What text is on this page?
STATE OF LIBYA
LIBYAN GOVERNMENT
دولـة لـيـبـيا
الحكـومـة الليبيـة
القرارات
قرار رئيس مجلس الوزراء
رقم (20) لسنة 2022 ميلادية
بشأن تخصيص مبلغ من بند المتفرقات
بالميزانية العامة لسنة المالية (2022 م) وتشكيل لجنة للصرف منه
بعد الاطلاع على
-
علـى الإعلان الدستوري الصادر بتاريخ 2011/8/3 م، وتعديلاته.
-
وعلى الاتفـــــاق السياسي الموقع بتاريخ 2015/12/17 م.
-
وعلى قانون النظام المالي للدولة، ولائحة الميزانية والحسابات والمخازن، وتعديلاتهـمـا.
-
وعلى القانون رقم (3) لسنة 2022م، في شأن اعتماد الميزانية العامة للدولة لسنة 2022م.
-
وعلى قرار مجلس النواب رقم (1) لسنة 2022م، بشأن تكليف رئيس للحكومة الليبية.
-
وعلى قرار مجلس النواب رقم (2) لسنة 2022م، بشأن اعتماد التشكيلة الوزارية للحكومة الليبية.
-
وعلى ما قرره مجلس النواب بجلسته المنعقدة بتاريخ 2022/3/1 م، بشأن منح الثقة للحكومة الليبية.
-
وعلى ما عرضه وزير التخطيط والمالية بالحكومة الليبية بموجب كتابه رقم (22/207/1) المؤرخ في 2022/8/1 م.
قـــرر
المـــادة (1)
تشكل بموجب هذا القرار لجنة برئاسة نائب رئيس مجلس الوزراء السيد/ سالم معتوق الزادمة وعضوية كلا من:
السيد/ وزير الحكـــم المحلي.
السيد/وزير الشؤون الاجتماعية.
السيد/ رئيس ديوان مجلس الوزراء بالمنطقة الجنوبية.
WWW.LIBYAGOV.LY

### TASK DIRECTIONS
Repeat each of the entries above precisely as given.

### SOLVED PROBLEM
What text is on this page?
STATE OF LIBYA
LIBYAN GOVERNMENT
دولـة لـيـبـيا
الحكـومـة الليبيـة
القرارات
قرار رئيس مجلس الوزراء
رقم (20) لسنة 2022 ميلادية
بشأن تخصيص مبلغ من بند المتفرقات
بالميزانية العامة لسنة المالية (2022 م) وتشكيل لجنة للصرف منه
بعد الاطلاع على
-
علـى الإعلان الدستوري الصادر بتاريخ 2011/8/3 م، وتعديلاته.
-
وعلى الاتفـــــاق السياسي الموقع بتاريخ 2015/12/17 م.
-
وعلى قانون النظام المالي للدولة، ولائحة الميزانية والحسابات والمخازن، وتعديلاتهـمـا.
-
وعلى القانون رقم (3) لسنة 2022م، في شأن اعتماد الميزانية العامة للدولة لسنة 2022م.
-
وعلى قرار مجلس النواب رقم (1) لسنة 2022م، بشأن تكليف رئيس للحكومة الليبية.
-
وعلى قرار مجلس النواب رقم (2) لسنة 2022م، بشأن اعتماد التشكيلة الوزارية للحكومة الليبية.
-
وعلى ما قرره مجلس النواب بجلسته المنعقدة بتاريخ 2022/3/1 م، بشأن منح الثقة للحكومة الليبية.
-
وعلى ما عرضه وزير التخطيط والمالية بالحكومة الليبية بموجب كتابه رقم (22/207/1) المؤرخ في 2022/8/1 م.
قـــرر
المـــادة (1)
تشكل بموجب هذا القرار لجنة برئاسة نائب رئيس مجلس الوزراء السيد/ سالم معتوق الزادمة وعضوية كلا من:
السيد/ وزير الحكـــم المحلي.
السيد/وزير الشؤون الاجتماعية.
السيد/ رئيس ديوان مجلس الوزراء بالمنطقة الجنوبية.
WWW.LIBYAGOV.LY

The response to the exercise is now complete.